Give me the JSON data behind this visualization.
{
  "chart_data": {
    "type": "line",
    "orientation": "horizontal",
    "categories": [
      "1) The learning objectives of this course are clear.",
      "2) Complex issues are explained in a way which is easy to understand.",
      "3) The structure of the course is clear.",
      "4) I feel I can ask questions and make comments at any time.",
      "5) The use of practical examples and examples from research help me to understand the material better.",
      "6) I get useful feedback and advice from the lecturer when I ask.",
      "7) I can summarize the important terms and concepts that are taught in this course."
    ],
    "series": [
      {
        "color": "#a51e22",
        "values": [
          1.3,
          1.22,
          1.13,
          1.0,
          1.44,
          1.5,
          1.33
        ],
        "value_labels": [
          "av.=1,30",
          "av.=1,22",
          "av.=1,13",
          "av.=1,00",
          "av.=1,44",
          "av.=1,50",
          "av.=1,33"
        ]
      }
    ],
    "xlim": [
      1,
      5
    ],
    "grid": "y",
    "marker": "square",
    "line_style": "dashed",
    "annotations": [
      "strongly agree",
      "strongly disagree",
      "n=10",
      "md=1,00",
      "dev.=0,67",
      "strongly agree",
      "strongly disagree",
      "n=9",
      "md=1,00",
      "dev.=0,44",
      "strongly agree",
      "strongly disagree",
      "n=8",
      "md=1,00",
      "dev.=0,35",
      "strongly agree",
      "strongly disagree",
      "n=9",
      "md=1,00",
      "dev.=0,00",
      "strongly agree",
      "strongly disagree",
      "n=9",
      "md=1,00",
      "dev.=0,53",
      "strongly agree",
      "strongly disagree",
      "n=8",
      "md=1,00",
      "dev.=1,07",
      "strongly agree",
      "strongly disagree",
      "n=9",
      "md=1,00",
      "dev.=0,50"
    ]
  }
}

The request: Search the data above for the string "clear" and return every line that has it.

Expected output:
      "1) The learning objectives of this course are clear.",
      "3) The structure of the course is clear.",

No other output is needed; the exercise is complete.